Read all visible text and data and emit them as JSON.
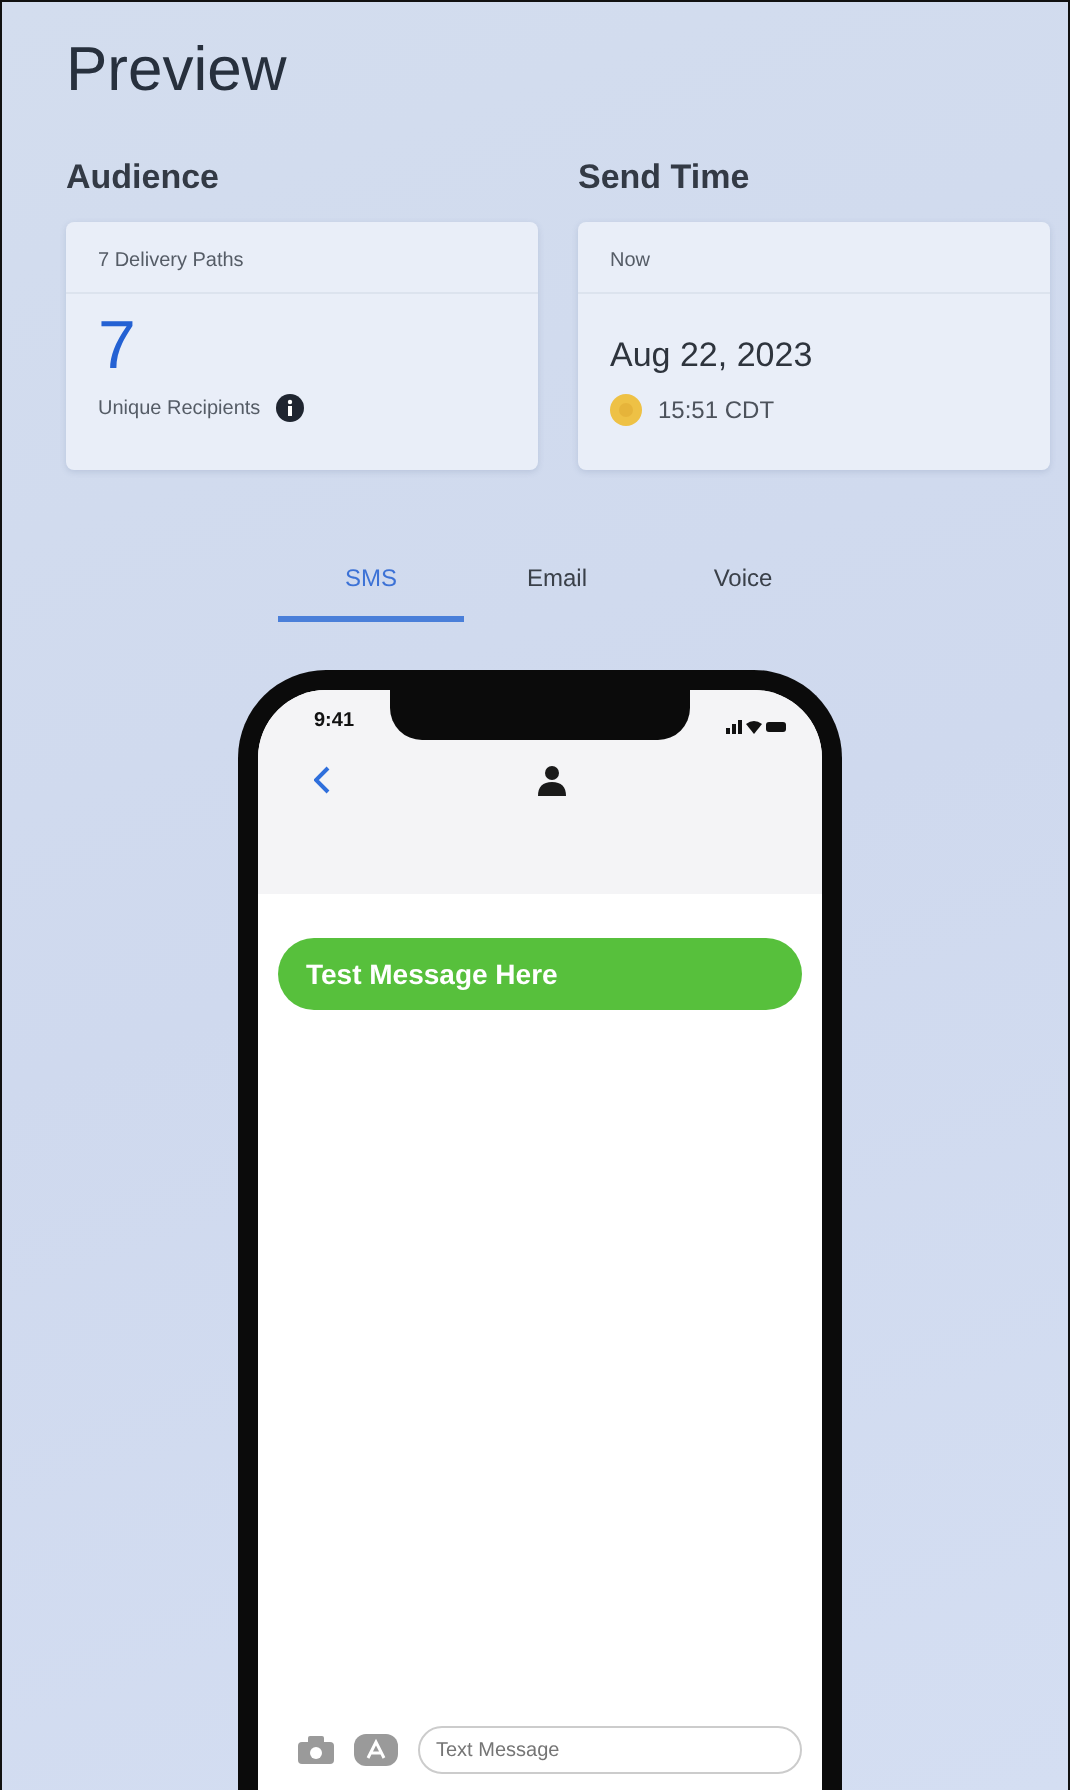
{
  "title": "Preview",
  "audience": {
    "heading": "Audience",
    "paths": "7 Delivery Paths",
    "count": "7",
    "caption": "Unique Recipients"
  },
  "send_time": {
    "heading": "Send Time",
    "label": "Now",
    "date": "Aug 22, 2023",
    "time": "15:51 CDT"
  },
  "tabs": [
    {
      "label": "SMS",
      "selected": true
    },
    {
      "label": "Email",
      "selected": false
    },
    {
      "label": "Voice",
      "selected": false
    }
  ],
  "phone": {
    "clock": "9:41",
    "messages": [
      {
        "text": "Test Message Here"
      }
    ],
    "compose": {
      "placeholder": "Text Message"
    }
  }
}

=== PROBLEM REQUIREMENTS ===
Look for "label" and pull out every line that has it.

=== ANSWER TO THIS EXERCISE ===
    "label": "Now",
      "label": "SMS",
      "label": "Email",
      "label": "Voice",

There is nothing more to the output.